> DIRECTIVE A:
Repeat the entries below verbatim, starting from the first entry and ending with the line that contains "marker-square xyxy=(102,220,115,233)", including that line.

> TEXT SHOWN:

The Nomination Committee consists of representatives of some of MTG’s largest shareholders, and its responsibilities include:
- To evaluate the Board of Directors’ work and composition
- To submit proposals to the Annual General Meeting regarding the election of the Board of Directors and the Chairman of the Board
- To prepare proposals regarding the election of Auditors in cooperation with the Audit Committee (when appropriate)
- To prepare proposals regarding the fees to be paid to the Board of Directors and to the Company’s Auditors
- To prepare proposals for the Chairman of the Annual General Meeting
- To prepare proposals for the administration and order of appointment of the Nomination Committee for the Annual General Meeting.
Nomination Committee for the Annual General Meeting 2019
In accordance with the resolution of the 2018 Annual General Meeting of MTG shareholders, the then largest shareholder in MTG, Kinnevik AB, convened a Nomination Committee to prepare proposals for the 2019 Annual General Meeting.
Due to the distribution by Kinnevik AB of its shareholding in MTG to its shareholders and the resignation by its representative from the Nomination Committee, the Nomination Committee currently comprises Joachim Spetz, appointed by Swedbank Robur Funds; John Hernander, appointed by Nordea Funds; and Jimmy Bengtsson, appointed by Skandia Liv. The three shareholders who have appointed representatives to the Nomination Committee hold approximately 23 percent of the total voting rights in MTG. The members of the Nomination Committee have appointed Joachim Spetz as Chairperson of the Nomination Committee at their first meeting and the Chairman of the Board has been invited to the Nomination Committee’s meetings as deemed appropriate by the Nomination Committee.

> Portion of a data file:
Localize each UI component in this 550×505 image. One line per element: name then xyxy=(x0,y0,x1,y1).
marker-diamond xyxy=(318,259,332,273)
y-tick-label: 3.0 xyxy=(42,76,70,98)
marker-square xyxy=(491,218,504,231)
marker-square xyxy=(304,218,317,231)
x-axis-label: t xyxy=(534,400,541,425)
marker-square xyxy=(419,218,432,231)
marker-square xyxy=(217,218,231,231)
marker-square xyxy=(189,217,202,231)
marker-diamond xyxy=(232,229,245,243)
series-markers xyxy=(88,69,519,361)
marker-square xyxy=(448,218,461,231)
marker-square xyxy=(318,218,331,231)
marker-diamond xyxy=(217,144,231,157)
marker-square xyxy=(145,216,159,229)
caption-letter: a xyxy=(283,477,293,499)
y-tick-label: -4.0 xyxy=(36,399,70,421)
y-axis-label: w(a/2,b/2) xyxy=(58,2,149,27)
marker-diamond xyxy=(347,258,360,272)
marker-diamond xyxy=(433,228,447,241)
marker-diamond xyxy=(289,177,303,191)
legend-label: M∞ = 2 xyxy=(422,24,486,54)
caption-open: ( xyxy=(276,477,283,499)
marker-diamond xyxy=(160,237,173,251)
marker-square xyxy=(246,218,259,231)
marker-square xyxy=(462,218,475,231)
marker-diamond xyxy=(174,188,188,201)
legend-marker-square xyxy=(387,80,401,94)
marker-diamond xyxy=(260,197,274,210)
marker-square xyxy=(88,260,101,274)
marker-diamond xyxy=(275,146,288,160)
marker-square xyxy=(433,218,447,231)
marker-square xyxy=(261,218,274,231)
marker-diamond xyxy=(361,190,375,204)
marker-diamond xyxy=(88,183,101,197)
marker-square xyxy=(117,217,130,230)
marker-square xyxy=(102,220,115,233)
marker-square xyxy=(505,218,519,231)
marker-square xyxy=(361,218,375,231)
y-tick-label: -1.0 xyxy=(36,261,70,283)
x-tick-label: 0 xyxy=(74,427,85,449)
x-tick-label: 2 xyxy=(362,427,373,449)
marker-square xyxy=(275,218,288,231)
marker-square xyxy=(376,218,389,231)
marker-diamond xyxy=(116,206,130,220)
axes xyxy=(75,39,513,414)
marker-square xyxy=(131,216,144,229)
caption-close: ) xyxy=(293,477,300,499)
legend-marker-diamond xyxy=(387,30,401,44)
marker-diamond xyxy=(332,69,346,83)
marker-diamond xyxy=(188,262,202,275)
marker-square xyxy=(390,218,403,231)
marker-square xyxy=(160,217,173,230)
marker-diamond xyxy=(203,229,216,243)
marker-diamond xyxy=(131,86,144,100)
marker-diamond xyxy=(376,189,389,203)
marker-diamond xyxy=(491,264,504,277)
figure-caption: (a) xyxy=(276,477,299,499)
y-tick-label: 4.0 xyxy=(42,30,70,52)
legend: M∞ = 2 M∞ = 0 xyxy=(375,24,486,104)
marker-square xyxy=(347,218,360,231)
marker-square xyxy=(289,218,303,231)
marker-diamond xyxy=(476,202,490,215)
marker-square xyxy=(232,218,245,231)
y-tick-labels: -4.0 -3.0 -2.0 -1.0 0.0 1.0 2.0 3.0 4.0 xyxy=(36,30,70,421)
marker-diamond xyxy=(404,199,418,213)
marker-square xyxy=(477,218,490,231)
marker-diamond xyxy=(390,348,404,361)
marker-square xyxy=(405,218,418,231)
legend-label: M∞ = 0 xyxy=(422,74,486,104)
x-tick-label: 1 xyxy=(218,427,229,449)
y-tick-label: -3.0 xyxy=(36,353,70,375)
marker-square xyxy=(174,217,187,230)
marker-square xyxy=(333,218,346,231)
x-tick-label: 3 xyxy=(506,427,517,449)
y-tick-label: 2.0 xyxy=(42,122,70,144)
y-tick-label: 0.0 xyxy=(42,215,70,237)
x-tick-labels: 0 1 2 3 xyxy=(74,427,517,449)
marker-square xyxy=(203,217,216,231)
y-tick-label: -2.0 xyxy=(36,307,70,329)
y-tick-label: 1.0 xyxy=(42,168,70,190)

> DIRECTIVE B:
In the passage on MTG's Nomination Committee, what approximate share of the total voting rights in MTG do the three appointing shareholders hold?

> PROBLEM SOLUTION A:
Localize each UI component in this 550×505 image. One line per element: name then xyxy=(x0,y0,x1,y1).
marker-diamond xyxy=(318,259,332,273)
y-tick-label: 3.0 xyxy=(42,76,70,98)
marker-square xyxy=(491,218,504,231)
marker-square xyxy=(304,218,317,231)
x-axis-label: t xyxy=(534,400,541,425)
marker-square xyxy=(419,218,432,231)
marker-square xyxy=(217,218,231,231)
marker-square xyxy=(189,217,202,231)
marker-diamond xyxy=(232,229,245,243)
series-markers xyxy=(88,69,519,361)
marker-square xyxy=(448,218,461,231)
marker-square xyxy=(318,218,331,231)
marker-diamond xyxy=(217,144,231,157)
marker-square xyxy=(145,216,159,229)
caption-letter: a xyxy=(283,477,293,499)
y-tick-label: -4.0 xyxy=(36,399,70,421)
y-axis-label: w(a/2,b/2) xyxy=(58,2,149,27)
marker-diamond xyxy=(347,258,360,272)
marker-diamond xyxy=(433,228,447,241)
marker-diamond xyxy=(289,177,303,191)
legend-label: M∞ = 2 xyxy=(422,24,486,54)
caption-open: ( xyxy=(276,477,283,499)
marker-diamond xyxy=(160,237,173,251)
marker-square xyxy=(246,218,259,231)
marker-square xyxy=(462,218,475,231)
marker-diamond xyxy=(174,188,188,201)
legend-marker-square xyxy=(387,80,401,94)
marker-diamond xyxy=(260,197,274,210)
marker-square xyxy=(88,260,101,274)
marker-diamond xyxy=(275,146,288,160)
marker-square xyxy=(433,218,447,231)
marker-square xyxy=(261,218,274,231)
marker-diamond xyxy=(361,190,375,204)
marker-diamond xyxy=(88,183,101,197)
marker-square xyxy=(117,217,130,230)
marker-square xyxy=(102,220,115,233)

> PROBLEM SOLUTION B:
Approximately 23 percent.